SHORT TASK – Repeat the whole listing exactly.
-.-.-
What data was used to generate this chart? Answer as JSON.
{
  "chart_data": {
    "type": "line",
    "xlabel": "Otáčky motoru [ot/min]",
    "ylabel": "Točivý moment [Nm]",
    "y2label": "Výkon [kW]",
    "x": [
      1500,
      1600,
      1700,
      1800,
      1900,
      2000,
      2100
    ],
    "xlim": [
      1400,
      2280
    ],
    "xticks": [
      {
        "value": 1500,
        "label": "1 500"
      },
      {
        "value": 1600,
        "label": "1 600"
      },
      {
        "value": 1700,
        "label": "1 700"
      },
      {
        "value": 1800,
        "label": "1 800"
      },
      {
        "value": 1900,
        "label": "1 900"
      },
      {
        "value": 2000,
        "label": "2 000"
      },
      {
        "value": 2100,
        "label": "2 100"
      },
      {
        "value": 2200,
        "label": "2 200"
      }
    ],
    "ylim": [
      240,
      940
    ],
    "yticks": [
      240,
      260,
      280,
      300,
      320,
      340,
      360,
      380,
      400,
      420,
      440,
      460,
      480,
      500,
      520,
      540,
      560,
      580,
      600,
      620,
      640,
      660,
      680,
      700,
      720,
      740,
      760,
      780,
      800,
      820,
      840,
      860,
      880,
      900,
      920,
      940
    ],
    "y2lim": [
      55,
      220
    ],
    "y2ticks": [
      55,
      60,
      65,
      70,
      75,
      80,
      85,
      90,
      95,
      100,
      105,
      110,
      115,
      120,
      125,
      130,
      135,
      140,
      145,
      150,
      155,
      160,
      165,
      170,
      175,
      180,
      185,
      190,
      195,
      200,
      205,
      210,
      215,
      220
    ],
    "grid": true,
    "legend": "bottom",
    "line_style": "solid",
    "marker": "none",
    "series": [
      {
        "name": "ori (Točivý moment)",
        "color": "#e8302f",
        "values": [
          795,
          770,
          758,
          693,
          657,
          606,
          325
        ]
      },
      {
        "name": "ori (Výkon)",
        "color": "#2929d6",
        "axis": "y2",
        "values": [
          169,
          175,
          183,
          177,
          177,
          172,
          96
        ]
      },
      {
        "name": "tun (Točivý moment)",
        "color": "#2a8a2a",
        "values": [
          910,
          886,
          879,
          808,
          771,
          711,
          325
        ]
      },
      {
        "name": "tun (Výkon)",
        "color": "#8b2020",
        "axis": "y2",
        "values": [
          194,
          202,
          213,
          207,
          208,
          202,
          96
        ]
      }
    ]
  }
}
-.-.-
EXERCISE RESULT –
What data was used to generate this chart? Answer as JSON.
{
  "chart_data": {
    "type": "line",
    "xlabel": "Otáčky motoru [ot/min]",
    "ylabel": "Točivý moment [Nm]",
    "y2label": "Výkon [kW]",
    "x": [
      1500,
      1600,
      1700,
      1800,
      1900,
      2000,
      2100
    ],
    "xlim": [
      1400,
      2280
    ],
    "xticks": [
      {
        "value": 1500,
        "label": "1 500"
      },
      {
        "value": 1600,
        "label": "1 600"
      },
      {
        "value": 1700,
        "label": "1 700"
      },
      {
        "value": 1800,
        "label": "1 800"
      },
      {
        "value": 1900,
        "label": "1 900"
      },
      {
        "value": 2000,
        "label": "2 000"
      },
      {
        "value": 2100,
        "label": "2 100"
      },
      {
        "value": 2200,
        "label": "2 200"
      }
    ],
    "ylim": [
      240,
      940
    ],
    "yticks": [
      240,
      260,
      280,
      300,
      320,
      340,
      360,
      380,
      400,
      420,
      440,
      460,
      480,
      500,
      520,
      540,
      560,
      580,
      600,
      620,
      640,
      660,
      680,
      700,
      720,
      740,
      760,
      780,
      800,
      820,
      840,
      860,
      880,
      900,
      920,
      940
    ],
    "y2lim": [
      55,
      220
    ],
    "y2ticks": [
      55,
      60,
      65,
      70,
      75,
      80,
      85,
      90,
      95,
      100,
      105,
      110,
      115,
      120,
      125,
      130,
      135,
      140,
      145,
      150,
      155,
      160,
      165,
      170,
      175,
      180,
      185,
      190,
      195,
      200,
      205,
      210,
      215,
      220
    ],
    "grid": true,
    "legend": "bottom",
    "line_style": "solid",
    "marker": "none",
    "series": [
      {
        "name": "ori (Točivý moment)",
        "color": "#e8302f",
        "values": [
          795,
          770,
          758,
          693,
          657,
          606,
          325
        ]
      },
      {
        "name": "ori (Výkon)",
        "color": "#2929d6",
        "axis": "y2",
        "values": [
          169,
          175,
          183,
          177,
          177,
          172,
          96
        ]
      },
      {
        "name": "tun (Točivý moment)",
        "color": "#2a8a2a",
        "values": [
          910,
          886,
          879,
          808,
          771,
          711,
          325
        ]
      },
      {
        "name": "tun (Výkon)",
        "color": "#8b2020",
        "axis": "y2",
        "values": [
          194,
          202,
          213,
          207,
          208,
          202,
          96
        ]
      }
    ]
  }
}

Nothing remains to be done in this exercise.